_Records supplied_
▽
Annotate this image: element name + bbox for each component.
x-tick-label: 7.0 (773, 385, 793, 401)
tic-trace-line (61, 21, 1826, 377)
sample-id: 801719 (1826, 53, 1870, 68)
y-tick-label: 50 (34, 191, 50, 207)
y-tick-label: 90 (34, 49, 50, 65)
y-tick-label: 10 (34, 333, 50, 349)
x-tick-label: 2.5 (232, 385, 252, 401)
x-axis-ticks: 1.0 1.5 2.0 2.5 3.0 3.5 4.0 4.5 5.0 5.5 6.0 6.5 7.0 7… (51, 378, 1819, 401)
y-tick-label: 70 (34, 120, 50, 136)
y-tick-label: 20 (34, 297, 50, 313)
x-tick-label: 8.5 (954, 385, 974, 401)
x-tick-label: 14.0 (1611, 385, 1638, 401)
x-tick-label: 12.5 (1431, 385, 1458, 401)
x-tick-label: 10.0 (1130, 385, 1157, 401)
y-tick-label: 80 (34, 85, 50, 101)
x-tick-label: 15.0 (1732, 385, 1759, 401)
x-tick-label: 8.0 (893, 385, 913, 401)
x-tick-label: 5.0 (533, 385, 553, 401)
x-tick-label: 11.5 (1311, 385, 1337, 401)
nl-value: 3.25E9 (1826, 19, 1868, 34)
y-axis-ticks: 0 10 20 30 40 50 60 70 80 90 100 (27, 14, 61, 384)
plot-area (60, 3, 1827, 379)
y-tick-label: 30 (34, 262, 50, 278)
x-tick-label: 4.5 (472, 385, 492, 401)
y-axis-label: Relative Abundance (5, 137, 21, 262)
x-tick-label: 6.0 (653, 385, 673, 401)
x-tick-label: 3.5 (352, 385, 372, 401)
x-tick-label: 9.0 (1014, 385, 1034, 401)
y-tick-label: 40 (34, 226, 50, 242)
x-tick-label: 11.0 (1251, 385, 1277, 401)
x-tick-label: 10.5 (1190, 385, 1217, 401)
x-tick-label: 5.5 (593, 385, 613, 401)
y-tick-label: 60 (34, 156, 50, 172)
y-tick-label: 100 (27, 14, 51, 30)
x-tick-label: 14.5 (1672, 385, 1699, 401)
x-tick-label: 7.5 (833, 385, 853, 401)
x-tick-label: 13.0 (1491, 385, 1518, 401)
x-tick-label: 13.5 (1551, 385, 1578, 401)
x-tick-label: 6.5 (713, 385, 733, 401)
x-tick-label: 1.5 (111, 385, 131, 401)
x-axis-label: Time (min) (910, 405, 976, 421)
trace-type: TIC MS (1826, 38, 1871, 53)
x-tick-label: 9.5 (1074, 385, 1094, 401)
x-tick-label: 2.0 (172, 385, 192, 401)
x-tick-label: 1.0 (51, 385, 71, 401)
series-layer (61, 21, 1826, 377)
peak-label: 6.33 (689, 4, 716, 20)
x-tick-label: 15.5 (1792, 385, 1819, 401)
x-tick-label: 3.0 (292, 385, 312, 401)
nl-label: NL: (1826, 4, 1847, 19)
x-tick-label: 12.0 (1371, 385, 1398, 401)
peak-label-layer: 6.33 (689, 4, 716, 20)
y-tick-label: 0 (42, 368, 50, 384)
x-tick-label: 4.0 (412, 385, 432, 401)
△
Reproduce every line of the material above without changing anything.

_Response to this exercise_
Annotate this image: element name + bbox for each component.
x-tick-label: 7.0 (773, 385, 793, 401)
tic-trace-line (61, 21, 1826, 377)
sample-id: 801719 (1826, 53, 1870, 68)
y-tick-label: 50 (34, 191, 50, 207)
y-tick-label: 90 (34, 49, 50, 65)
y-tick-label: 10 (34, 333, 50, 349)
x-tick-label: 2.5 (232, 385, 252, 401)
x-axis-ticks: 1.0 1.5 2.0 2.5 3.0 3.5 4.0 4.5 5.0 5.5 6.0 6.5 7.0 7… (51, 378, 1819, 401)
y-tick-label: 70 (34, 120, 50, 136)
y-tick-label: 20 (34, 297, 50, 313)
x-tick-label: 8.5 (954, 385, 974, 401)
x-tick-label: 14.0 (1611, 385, 1638, 401)
x-tick-label: 12.5 (1431, 385, 1458, 401)
x-tick-label: 10.0 (1130, 385, 1157, 401)
y-tick-label: 80 (34, 85, 50, 101)
x-tick-label: 15.0 (1732, 385, 1759, 401)
x-tick-label: 8.0 (893, 385, 913, 401)
x-tick-label: 5.0 (533, 385, 553, 401)
x-tick-label: 11.5 (1311, 385, 1337, 401)
nl-value: 3.25E9 (1826, 19, 1868, 34)
y-axis-ticks: 0 10 20 30 40 50 60 70 80 90 100 (27, 14, 61, 384)
plot-area (60, 3, 1827, 379)
y-tick-label: 30 (34, 262, 50, 278)
x-tick-label: 4.5 (472, 385, 492, 401)
y-axis-label: Relative Abundance (5, 137, 21, 262)
x-tick-label: 6.0 (653, 385, 673, 401)
x-tick-label: 3.5 (352, 385, 372, 401)
x-tick-label: 9.0 (1014, 385, 1034, 401)
y-tick-label: 40 (34, 226, 50, 242)
x-tick-label: 11.0 (1251, 385, 1277, 401)
x-tick-label: 10.5 (1190, 385, 1217, 401)
x-tick-label: 5.5 (593, 385, 613, 401)
y-tick-label: 60 (34, 156, 50, 172)
y-tick-label: 100 (27, 14, 51, 30)
x-tick-label: 14.5 (1672, 385, 1699, 401)
x-tick-label: 7.5 (833, 385, 853, 401)
x-tick-label: 13.0 (1491, 385, 1518, 401)
x-tick-label: 13.5 (1551, 385, 1578, 401)
x-tick-label: 6.5 (713, 385, 733, 401)
x-tick-label: 1.5 (111, 385, 131, 401)
x-axis-label: Time (min) (910, 405, 976, 421)
trace-type: TIC MS (1826, 38, 1871, 53)
x-tick-label: 9.5 (1074, 385, 1094, 401)
x-tick-label: 2.0 (172, 385, 192, 401)
x-tick-label: 1.0 (51, 385, 71, 401)
series-layer (61, 21, 1826, 377)
peak-label: 6.33 (689, 4, 716, 20)
x-tick-label: 15.5 (1792, 385, 1819, 401)
x-tick-label: 3.0 (292, 385, 312, 401)
nl-label: NL: (1826, 4, 1847, 19)
x-tick-label: 12.0 (1371, 385, 1398, 401)
peak-label-layer: 6.33 (689, 4, 716, 20)
y-tick-label: 0 (42, 368, 50, 384)
x-tick-label: 4.0 (412, 385, 432, 401)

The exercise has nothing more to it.